___ PROVIDED DATA

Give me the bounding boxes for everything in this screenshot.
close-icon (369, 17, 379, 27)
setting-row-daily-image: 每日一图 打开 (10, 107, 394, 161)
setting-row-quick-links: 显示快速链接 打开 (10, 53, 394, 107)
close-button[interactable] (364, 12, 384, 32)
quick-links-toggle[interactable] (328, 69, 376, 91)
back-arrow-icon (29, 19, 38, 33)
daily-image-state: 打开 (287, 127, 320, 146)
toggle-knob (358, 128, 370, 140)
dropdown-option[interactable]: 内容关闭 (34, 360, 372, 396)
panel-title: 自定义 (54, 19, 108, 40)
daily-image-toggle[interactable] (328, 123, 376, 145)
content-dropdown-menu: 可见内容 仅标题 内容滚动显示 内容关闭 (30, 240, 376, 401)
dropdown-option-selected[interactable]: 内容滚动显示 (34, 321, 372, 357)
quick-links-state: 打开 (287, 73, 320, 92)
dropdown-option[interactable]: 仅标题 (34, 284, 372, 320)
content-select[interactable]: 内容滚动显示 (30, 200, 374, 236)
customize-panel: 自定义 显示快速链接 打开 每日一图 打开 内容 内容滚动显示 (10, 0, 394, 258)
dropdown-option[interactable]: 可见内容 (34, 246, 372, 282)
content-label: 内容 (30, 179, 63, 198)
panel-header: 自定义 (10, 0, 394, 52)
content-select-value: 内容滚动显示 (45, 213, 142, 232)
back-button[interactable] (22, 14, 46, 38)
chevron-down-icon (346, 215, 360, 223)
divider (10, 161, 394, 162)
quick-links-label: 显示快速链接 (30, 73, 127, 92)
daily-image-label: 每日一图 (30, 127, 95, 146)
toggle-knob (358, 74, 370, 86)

______

_JOB:_ Copy out every line of the material above, character for character, and change nothing.

_RESPONSE TO THIS EXERCISE:_
Give me the bounding boxes for everything in this screenshot.
close-icon (369, 17, 379, 27)
setting-row-daily-image: 每日一图 打开 (10, 107, 394, 161)
setting-row-quick-links: 显示快速链接 打开 (10, 53, 394, 107)
close-button[interactable] (364, 12, 384, 32)
quick-links-toggle[interactable] (328, 69, 376, 91)
back-arrow-icon (29, 19, 38, 33)
daily-image-state: 打开 (287, 127, 320, 146)
toggle-knob (358, 128, 370, 140)
dropdown-option[interactable]: 内容关闭 (34, 360, 372, 396)
panel-title: 自定义 (54, 19, 108, 40)
daily-image-toggle[interactable] (328, 123, 376, 145)
content-dropdown-menu: 可见内容 仅标题 内容滚动显示 内容关闭 (30, 240, 376, 401)
dropdown-option-selected[interactable]: 内容滚动显示 (34, 321, 372, 357)
quick-links-state: 打开 (287, 73, 320, 92)
dropdown-option[interactable]: 仅标题 (34, 284, 372, 320)
content-select[interactable]: 内容滚动显示 (30, 200, 374, 236)
customize-panel: 自定义 显示快速链接 打开 每日一图 打开 内容 内容滚动显示 (10, 0, 394, 258)
dropdown-option[interactable]: 可见内容 (34, 246, 372, 282)
content-label: 内容 (30, 179, 63, 198)
panel-header: 自定义 (10, 0, 394, 52)
content-select-value: 内容滚动显示 (45, 213, 142, 232)
back-button[interactable] (22, 14, 46, 38)
chevron-down-icon (346, 215, 360, 223)
divider (10, 161, 394, 162)
quick-links-label: 显示快速链接 (30, 73, 127, 92)
daily-image-label: 每日一图 (30, 127, 95, 146)
toggle-knob (358, 74, 370, 86)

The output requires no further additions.